- Your instructions:
In this exercise, return the whole listing exactly, excluding any images.
++++++++
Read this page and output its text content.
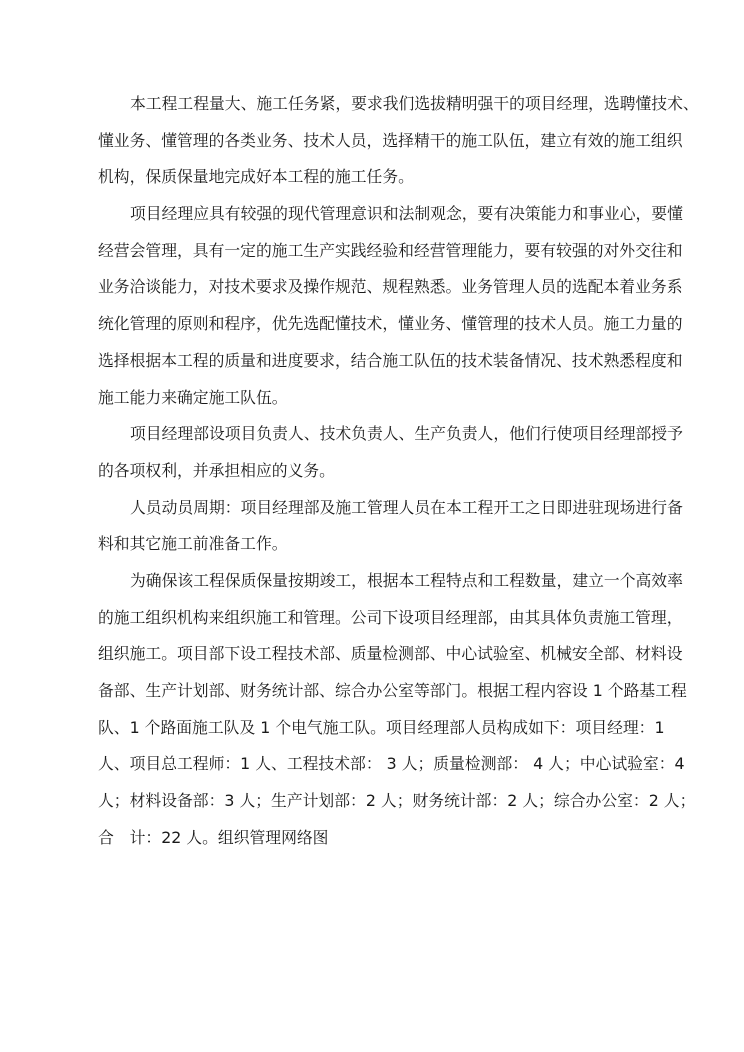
本工程工程量大、施工任务紧，要求我们选拔精明强干的项目经理，选聘懂技术、
懂业务、懂管理的各类业务、技术人员，选择精干的施工队伍，建立有效的施工组织
机构，保质保量地完成好本工程的施工任务。
项目经理应具有较强的现代管理意识和法制观念，要有决策能力和事业心，要懂
经营会管理，具有一定的施工生产实践经验和经营管理能力，要有较强的对外交往和
业务洽谈能力，对技术要求及操作规范、规程熟悉。业务管理人员的选配本着业务系
统化管理的原则和程序，优先选配懂技术，懂业务、懂管理的技术人员。施工力量的
选择根据本工程的质量和进度要求，结合施工队伍的技术装备情况、技术熟悉程度和
施工能力来确定施工队伍。
项目经理部设项目负责人、技术负责人、生产负责人，他们行使项目经理部授予
的各项权利，并承担相应的义务。
人员动员周期：项目经理部及施工管理人员在本工程开工之日即进驻现场进行备
料和其它施工前准备工作。
为确保该工程保质保量按期竣工，根据本工程特点和工程数量，建立一个高效率
的施工组织机构来组织施工和管理。公司下设项目经理部，由其具体负责施工管理，
组织施工。项目部下设工程技术部、质量检测部、中心试验室、机械安全部、材料设
备部、生产计划部、财务统计部、综合办公室等部门。根据工程内容设 1 个路基工程
队、1 个路面施工队及 1 个电气施工队。项目经理部人员构成如下：项目经理：1
人、项目总工程师：1 人、工程技术部： 3 人；质量检测部： 4 人；中心试验室：4
人；材料设备部：3 人；生产计划部：2 人；财务统计部：2 人；综合办公室：2 人；
合　计：22 人。组织管理网络图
++++++++
- Worked answer:
Read this page and output its text content.
本工程工程量大、施工任务紧，要求我们选拔精明强干的项目经理，选聘懂技术、
懂业务、懂管理的各类业务、技术人员，选择精干的施工队伍，建立有效的施工组织
机构，保质保量地完成好本工程的施工任务。
项目经理应具有较强的现代管理意识和法制观念，要有决策能力和事业心，要懂
经营会管理，具有一定的施工生产实践经验和经营管理能力，要有较强的对外交往和
业务洽谈能力，对技术要求及操作规范、规程熟悉。业务管理人员的选配本着业务系
统化管理的原则和程序，优先选配懂技术，懂业务、懂管理的技术人员。施工力量的
选择根据本工程的质量和进度要求，结合施工队伍的技术装备情况、技术熟悉程度和
施工能力来确定施工队伍。
项目经理部设项目负责人、技术负责人、生产负责人，他们行使项目经理部授予
的各项权利，并承担相应的义务。
人员动员周期：项目经理部及施工管理人员在本工程开工之日即进驻现场进行备
料和其它施工前准备工作。
为确保该工程保质保量按期竣工，根据本工程特点和工程数量，建立一个高效率
的施工组织机构来组织施工和管理。公司下设项目经理部，由其具体负责施工管理，
组织施工。项目部下设工程技术部、质量检测部、中心试验室、机械安全部、材料设
备部、生产计划部、财务统计部、综合办公室等部门。根据工程内容设 1 个路基工程
队、1 个路面施工队及 1 个电气施工队。项目经理部人员构成如下：项目经理：1
人、项目总工程师：1 人、工程技术部： 3 人；质量检测部： 4 人；中心试验室：4
人；材料设备部：3 人；生产计划部：2 人；财务统计部：2 人；综合办公室：2 人；
合　计：22 人。组织管理网络图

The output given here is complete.